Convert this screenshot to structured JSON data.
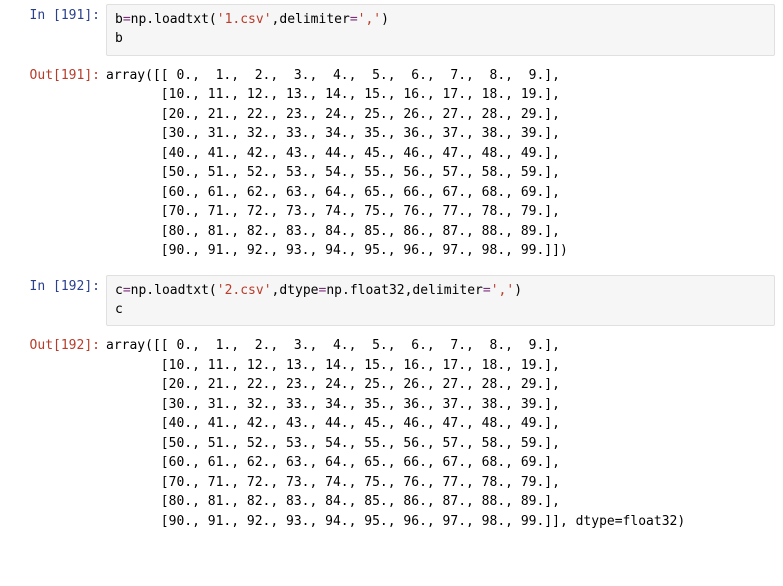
{
  "cells": [
    {
      "exec": 191,
      "in_prefix": "In  [",
      "out_prefix": "Out[",
      "suffix": "]:",
      "code_html": "b<span class='op'>=</span>np.loadtxt(<span class='str'>'1.csv'</span>,delimiter<span class='op'>=</span><span class='str'>','</span>)\nb",
      "output": "array([[ 0.,  1.,  2.,  3.,  4.,  5.,  6.,  7.,  8.,  9.],\n       [10., 11., 12., 13., 14., 15., 16., 17., 18., 19.],\n       [20., 21., 22., 23., 24., 25., 26., 27., 28., 29.],\n       [30., 31., 32., 33., 34., 35., 36., 37., 38., 39.],\n       [40., 41., 42., 43., 44., 45., 46., 47., 48., 49.],\n       [50., 51., 52., 53., 54., 55., 56., 57., 58., 59.],\n       [60., 61., 62., 63., 64., 65., 66., 67., 68., 69.],\n       [70., 71., 72., 73., 74., 75., 76., 77., 78., 79.],\n       [80., 81., 82., 83., 84., 85., 86., 87., 88., 89.],\n       [90., 91., 92., 93., 94., 95., 96., 97., 98., 99.]])"
    },
    {
      "exec": 192,
      "in_prefix": "In  [",
      "out_prefix": "Out[",
      "suffix": "]:",
      "code_html": "c<span class='op'>=</span>np.loadtxt(<span class='str'>'2.csv'</span>,dtype<span class='op'>=</span>np.float32,delimiter<span class='op'>=</span><span class='str'>','</span>)\nc",
      "output": "array([[ 0.,  1.,  2.,  3.,  4.,  5.,  6.,  7.,  8.,  9.],\n       [10., 11., 12., 13., 14., 15., 16., 17., 18., 19.],\n       [20., 21., 22., 23., 24., 25., 26., 27., 28., 29.],\n       [30., 31., 32., 33., 34., 35., 36., 37., 38., 39.],\n       [40., 41., 42., 43., 44., 45., 46., 47., 48., 49.],\n       [50., 51., 52., 53., 54., 55., 56., 57., 58., 59.],\n       [60., 61., 62., 63., 64., 65., 66., 67., 68., 69.],\n       [70., 71., 72., 73., 74., 75., 76., 77., 78., 79.],\n       [80., 81., 82., 83., 84., 85., 86., 87., 88., 89.],\n       [90., 91., 92., 93., 94., 95., 96., 97., 98., 99.]], dtype=float32)"
    }
  ]
}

▸ **Task goal**:
Leave out the pictures and transcribe the entries above exactly.

▸ **Task output**:
Convert this screenshot to structured JSON data.
{
  "cells": [
    {
      "exec": 191,
      "in_prefix": "In  [",
      "out_prefix": "Out[",
      "suffix": "]:",
      "code_html": "b<span class='op'>=</span>np.loadtxt(<span class='str'>'1.csv'</span>,delimiter<span class='op'>=</span><span class='str'>','</span>)\nb",
      "output": "array([[ 0.,  1.,  2.,  3.,  4.,  5.,  6.,  7.,  8.,  9.],\n       [10., 11., 12., 13., 14., 15., 16., 17., 18., 19.],\n       [20., 21., 22., 23., 24., 25., 26., 27., 28., 29.],\n       [30., 31., 32., 33., 34., 35., 36., 37., 38., 39.],\n       [40., 41., 42., 43., 44., 45., 46., 47., 48., 49.],\n       [50., 51., 52., 53., 54., 55., 56., 57., 58., 59.],\n       [60., 61., 62., 63., 64., 65., 66., 67., 68., 69.],\n       [70., 71., 72., 73., 74., 75., 76., 77., 78., 79.],\n       [80., 81., 82., 83., 84., 85., 86., 87., 88., 89.],\n       [90., 91., 92., 93., 94., 95., 96., 97., 98., 99.]])"
    },
    {
      "exec": 192,
      "in_prefix": "In  [",
      "out_prefix": "Out[",
      "suffix": "]:",
      "code_html": "c<span class='op'>=</span>np.loadtxt(<span class='str'>'2.csv'</span>,dtype<span class='op'>=</span>np.float32,delimiter<span class='op'>=</span><span class='str'>','</span>)\nc",
      "output": "array([[ 0.,  1.,  2.,  3.,  4.,  5.,  6.,  7.,  8.,  9.],\n       [10., 11., 12., 13., 14., 15., 16., 17., 18., 19.],\n       [20., 21., 22., 23., 24., 25., 26., 27., 28., 29.],\n       [30., 31., 32., 33., 34., 35., 36., 37., 38., 39.],\n       [40., 41., 42., 43., 44., 45., 46., 47., 48., 49.],\n       [50., 51., 52., 53., 54., 55., 56., 57., 58., 59.],\n       [60., 61., 62., 63., 64., 65., 66., 67., 68., 69.],\n       [70., 71., 72., 73., 74., 75., 76., 77., 78., 79.],\n       [80., 81., 82., 83., 84., 85., 86., 87., 88., 89.],\n       [90., 91., 92., 93., 94., 95., 96., 97., 98., 99.]], dtype=float32)"
    }
  ]
}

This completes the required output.